Lines of data
....
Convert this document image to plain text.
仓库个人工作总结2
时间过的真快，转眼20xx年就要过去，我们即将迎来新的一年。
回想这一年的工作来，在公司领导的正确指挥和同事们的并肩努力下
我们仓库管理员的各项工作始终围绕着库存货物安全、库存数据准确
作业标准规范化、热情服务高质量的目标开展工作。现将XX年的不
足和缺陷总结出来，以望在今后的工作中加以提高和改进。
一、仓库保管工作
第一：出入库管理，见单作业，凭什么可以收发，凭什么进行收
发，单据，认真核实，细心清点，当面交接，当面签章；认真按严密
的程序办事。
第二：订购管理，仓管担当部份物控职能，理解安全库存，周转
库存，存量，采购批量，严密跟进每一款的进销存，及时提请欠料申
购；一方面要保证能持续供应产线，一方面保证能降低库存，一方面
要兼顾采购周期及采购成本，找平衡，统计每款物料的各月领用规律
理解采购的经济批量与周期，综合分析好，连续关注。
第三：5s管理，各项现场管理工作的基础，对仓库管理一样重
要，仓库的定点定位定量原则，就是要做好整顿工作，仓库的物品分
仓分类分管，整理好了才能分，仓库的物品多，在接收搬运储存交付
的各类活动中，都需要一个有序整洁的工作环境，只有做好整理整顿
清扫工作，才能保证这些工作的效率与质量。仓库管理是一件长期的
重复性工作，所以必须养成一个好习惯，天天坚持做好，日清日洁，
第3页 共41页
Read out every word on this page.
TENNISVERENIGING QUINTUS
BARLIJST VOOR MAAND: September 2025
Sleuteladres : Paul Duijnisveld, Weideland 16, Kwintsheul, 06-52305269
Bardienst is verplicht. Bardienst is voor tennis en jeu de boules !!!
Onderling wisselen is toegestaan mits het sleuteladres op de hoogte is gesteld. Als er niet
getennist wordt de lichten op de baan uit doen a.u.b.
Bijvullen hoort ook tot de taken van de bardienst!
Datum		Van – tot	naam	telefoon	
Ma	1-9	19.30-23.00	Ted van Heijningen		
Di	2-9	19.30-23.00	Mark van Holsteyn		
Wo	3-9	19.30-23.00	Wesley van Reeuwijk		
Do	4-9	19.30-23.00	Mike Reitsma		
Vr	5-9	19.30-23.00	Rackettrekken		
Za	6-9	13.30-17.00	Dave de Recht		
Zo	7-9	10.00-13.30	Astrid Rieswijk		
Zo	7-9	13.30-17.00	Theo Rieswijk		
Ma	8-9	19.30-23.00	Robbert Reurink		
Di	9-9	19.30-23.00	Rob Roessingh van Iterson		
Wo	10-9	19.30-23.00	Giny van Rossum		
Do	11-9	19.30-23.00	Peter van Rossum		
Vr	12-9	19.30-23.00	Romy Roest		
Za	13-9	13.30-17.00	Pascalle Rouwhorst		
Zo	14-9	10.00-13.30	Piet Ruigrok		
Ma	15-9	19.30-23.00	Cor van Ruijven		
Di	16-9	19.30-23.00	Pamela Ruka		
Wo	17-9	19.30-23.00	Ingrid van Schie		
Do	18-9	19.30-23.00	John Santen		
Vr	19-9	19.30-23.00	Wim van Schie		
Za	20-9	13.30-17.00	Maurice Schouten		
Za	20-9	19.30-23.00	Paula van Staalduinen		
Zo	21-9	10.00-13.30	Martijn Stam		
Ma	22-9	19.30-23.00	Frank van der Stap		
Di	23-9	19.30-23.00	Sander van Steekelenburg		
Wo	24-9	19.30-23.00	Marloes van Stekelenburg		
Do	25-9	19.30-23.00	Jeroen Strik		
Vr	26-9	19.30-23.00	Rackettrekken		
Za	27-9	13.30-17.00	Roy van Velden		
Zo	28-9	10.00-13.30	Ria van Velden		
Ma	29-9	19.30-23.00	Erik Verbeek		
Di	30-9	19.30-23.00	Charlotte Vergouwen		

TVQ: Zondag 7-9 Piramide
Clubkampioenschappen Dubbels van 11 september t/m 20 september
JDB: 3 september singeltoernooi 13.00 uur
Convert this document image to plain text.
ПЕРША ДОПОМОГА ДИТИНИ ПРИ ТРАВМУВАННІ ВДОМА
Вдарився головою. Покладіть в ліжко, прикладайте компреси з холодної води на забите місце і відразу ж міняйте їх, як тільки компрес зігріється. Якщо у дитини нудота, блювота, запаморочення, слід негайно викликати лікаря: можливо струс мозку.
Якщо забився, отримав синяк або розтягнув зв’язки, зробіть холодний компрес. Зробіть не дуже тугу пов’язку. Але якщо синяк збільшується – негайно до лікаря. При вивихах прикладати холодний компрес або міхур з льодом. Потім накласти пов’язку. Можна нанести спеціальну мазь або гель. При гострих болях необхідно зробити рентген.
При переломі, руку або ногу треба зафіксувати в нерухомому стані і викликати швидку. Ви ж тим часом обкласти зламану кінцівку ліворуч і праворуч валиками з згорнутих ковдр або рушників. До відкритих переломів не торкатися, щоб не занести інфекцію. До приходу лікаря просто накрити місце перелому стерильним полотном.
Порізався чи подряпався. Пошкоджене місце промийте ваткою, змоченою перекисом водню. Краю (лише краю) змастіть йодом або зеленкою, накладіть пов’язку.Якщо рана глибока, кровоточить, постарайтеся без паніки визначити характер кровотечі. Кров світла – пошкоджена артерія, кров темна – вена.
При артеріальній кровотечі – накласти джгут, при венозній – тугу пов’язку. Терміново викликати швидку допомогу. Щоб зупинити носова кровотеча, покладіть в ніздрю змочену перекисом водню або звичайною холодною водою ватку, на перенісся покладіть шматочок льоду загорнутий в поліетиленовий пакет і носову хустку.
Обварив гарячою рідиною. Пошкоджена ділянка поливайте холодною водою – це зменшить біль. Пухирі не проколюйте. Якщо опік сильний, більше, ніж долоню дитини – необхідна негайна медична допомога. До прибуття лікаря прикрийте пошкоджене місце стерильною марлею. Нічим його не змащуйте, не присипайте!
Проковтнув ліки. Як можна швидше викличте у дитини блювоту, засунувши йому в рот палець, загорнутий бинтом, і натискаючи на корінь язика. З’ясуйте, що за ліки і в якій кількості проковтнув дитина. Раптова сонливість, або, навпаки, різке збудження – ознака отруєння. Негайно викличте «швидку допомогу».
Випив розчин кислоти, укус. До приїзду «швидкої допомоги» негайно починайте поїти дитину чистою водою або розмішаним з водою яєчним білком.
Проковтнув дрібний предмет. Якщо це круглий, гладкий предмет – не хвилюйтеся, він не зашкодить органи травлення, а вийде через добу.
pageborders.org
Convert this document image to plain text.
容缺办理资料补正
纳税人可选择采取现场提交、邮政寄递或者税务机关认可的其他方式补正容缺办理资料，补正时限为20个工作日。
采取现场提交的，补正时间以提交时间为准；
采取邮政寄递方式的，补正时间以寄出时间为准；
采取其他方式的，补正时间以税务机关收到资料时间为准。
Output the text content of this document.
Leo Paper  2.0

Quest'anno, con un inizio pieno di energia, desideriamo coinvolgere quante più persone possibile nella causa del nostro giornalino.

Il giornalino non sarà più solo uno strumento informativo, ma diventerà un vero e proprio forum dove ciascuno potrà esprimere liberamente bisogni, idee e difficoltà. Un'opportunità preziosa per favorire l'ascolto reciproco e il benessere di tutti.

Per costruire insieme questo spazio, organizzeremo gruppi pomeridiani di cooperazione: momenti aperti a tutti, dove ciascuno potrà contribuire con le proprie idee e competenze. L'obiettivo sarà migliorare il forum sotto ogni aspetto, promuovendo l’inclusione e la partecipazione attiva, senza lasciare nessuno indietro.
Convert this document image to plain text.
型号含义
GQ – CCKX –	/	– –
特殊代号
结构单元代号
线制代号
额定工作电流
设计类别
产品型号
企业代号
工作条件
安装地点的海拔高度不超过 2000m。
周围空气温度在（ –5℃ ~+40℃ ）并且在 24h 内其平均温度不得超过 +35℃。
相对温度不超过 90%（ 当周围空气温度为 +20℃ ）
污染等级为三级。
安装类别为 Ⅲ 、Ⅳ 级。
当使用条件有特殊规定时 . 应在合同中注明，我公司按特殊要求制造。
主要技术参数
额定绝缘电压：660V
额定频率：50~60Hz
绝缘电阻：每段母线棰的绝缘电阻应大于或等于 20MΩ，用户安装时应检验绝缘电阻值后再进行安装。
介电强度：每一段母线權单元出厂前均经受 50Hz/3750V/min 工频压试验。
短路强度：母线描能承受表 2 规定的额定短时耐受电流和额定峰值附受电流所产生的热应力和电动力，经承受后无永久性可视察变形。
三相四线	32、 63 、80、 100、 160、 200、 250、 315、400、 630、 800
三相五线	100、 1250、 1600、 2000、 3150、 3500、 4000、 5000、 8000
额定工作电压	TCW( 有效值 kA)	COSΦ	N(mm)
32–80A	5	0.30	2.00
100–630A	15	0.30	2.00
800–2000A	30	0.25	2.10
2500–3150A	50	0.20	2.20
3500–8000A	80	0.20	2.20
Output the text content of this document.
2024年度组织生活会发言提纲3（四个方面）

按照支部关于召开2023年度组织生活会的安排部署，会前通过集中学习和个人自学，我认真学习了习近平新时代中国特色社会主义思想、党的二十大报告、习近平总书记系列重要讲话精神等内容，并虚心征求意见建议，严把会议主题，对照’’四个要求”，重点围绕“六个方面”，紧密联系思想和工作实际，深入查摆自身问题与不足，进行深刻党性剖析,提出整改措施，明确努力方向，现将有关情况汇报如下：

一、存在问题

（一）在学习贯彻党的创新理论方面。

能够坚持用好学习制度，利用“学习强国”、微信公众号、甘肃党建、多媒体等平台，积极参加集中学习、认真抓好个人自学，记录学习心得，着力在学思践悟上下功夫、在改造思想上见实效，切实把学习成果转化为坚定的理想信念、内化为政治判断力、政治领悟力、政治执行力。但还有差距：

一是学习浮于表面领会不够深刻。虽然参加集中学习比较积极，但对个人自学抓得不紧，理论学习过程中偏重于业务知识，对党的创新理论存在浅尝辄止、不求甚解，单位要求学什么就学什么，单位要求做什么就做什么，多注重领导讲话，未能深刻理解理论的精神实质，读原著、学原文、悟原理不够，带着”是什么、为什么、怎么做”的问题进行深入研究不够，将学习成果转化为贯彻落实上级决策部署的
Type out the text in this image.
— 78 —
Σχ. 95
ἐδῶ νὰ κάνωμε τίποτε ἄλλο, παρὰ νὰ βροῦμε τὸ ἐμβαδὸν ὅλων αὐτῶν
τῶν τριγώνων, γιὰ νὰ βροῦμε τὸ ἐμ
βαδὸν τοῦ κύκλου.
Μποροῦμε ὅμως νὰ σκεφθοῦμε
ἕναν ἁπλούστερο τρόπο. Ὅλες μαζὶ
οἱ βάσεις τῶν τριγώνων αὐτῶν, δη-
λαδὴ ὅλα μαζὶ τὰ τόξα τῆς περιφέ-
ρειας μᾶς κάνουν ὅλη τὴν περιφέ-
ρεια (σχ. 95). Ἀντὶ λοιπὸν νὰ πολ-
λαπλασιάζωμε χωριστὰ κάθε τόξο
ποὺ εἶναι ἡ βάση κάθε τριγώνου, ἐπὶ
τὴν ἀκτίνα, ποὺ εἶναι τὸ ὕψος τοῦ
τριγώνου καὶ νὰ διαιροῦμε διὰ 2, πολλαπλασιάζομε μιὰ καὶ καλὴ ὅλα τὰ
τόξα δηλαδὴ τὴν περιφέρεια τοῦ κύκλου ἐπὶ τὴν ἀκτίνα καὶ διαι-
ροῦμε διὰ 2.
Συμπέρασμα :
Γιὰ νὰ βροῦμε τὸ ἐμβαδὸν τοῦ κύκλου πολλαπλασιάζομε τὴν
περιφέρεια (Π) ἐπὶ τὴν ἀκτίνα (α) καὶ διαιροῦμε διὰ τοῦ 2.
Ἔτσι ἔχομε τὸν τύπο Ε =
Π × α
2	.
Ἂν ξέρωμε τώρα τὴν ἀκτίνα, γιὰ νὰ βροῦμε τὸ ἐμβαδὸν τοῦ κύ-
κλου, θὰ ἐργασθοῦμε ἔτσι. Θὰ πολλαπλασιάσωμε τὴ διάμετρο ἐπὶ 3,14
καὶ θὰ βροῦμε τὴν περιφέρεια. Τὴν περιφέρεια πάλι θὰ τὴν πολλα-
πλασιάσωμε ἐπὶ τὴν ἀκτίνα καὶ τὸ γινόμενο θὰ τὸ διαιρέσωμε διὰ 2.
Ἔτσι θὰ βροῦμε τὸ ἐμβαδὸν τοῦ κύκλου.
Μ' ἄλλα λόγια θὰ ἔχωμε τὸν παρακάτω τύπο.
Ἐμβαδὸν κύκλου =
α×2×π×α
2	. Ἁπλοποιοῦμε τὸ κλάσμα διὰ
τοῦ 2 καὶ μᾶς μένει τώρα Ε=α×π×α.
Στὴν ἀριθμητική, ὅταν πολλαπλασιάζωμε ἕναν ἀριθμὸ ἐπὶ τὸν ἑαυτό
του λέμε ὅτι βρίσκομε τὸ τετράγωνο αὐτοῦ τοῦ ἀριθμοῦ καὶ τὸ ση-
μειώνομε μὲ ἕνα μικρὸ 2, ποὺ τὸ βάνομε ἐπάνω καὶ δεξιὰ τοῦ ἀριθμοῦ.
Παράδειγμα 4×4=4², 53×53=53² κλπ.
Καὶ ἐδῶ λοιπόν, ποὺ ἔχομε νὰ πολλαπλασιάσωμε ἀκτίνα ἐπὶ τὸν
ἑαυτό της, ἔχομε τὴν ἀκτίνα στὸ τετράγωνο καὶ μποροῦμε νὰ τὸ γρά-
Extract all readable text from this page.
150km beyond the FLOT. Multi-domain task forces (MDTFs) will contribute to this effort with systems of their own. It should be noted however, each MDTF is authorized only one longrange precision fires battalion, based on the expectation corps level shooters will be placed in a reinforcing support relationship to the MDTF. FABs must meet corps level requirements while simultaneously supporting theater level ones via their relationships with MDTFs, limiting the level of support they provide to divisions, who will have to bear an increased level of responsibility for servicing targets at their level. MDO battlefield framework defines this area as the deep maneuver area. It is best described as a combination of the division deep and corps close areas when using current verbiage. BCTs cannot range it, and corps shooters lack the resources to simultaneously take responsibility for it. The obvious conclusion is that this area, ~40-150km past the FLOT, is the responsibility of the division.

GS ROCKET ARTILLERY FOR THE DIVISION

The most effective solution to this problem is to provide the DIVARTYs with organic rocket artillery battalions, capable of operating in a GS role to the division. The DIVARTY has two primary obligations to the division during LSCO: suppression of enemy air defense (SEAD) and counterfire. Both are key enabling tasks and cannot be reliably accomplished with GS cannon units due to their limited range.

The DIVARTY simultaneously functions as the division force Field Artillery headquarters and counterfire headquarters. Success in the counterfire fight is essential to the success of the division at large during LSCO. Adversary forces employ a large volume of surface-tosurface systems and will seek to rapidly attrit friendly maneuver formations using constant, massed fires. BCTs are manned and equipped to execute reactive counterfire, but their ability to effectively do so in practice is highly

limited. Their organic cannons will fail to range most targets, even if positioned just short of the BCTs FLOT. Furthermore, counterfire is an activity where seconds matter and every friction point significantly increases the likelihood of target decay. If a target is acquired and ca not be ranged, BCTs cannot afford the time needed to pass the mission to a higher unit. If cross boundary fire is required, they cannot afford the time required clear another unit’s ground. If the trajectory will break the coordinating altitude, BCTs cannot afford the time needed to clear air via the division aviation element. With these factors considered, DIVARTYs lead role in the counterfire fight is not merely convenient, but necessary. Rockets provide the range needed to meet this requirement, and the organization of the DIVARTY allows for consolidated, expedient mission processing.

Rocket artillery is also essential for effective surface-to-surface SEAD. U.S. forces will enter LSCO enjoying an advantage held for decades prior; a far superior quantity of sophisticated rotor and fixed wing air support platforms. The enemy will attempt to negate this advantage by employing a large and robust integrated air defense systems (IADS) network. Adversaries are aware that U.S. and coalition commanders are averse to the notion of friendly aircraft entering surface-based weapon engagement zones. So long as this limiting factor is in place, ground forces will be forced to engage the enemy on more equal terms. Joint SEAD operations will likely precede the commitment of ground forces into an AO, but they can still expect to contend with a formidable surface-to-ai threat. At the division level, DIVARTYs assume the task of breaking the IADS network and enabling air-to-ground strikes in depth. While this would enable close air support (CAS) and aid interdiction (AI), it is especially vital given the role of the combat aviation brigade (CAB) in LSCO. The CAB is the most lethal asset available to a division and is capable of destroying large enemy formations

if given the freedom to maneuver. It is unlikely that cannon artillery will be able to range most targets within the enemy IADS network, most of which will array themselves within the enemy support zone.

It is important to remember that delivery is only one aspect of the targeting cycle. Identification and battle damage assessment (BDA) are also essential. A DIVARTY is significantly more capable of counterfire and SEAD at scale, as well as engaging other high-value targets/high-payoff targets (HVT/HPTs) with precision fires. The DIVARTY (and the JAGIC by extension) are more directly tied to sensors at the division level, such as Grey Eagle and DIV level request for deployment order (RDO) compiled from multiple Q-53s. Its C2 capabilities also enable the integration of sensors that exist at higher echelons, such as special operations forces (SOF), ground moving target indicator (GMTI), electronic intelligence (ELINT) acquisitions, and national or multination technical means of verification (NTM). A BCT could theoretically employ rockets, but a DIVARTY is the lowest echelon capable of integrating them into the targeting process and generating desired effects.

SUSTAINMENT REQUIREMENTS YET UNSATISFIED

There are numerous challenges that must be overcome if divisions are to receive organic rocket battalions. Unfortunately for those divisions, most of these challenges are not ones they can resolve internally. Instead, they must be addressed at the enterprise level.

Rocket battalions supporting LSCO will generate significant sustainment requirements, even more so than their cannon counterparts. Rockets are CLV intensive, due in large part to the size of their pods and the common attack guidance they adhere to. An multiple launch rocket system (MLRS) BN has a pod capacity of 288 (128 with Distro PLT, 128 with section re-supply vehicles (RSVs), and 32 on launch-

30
....
- [Task brief]: Collect each line holding the string "μαζὶ".

- [Complete output]:
ἕναν ἁπλούστερο τρόπο. Ὅλες μαζὶ
λαδὴ ὅλα μαζὶ τὰ τόξα τῆς περιφέ-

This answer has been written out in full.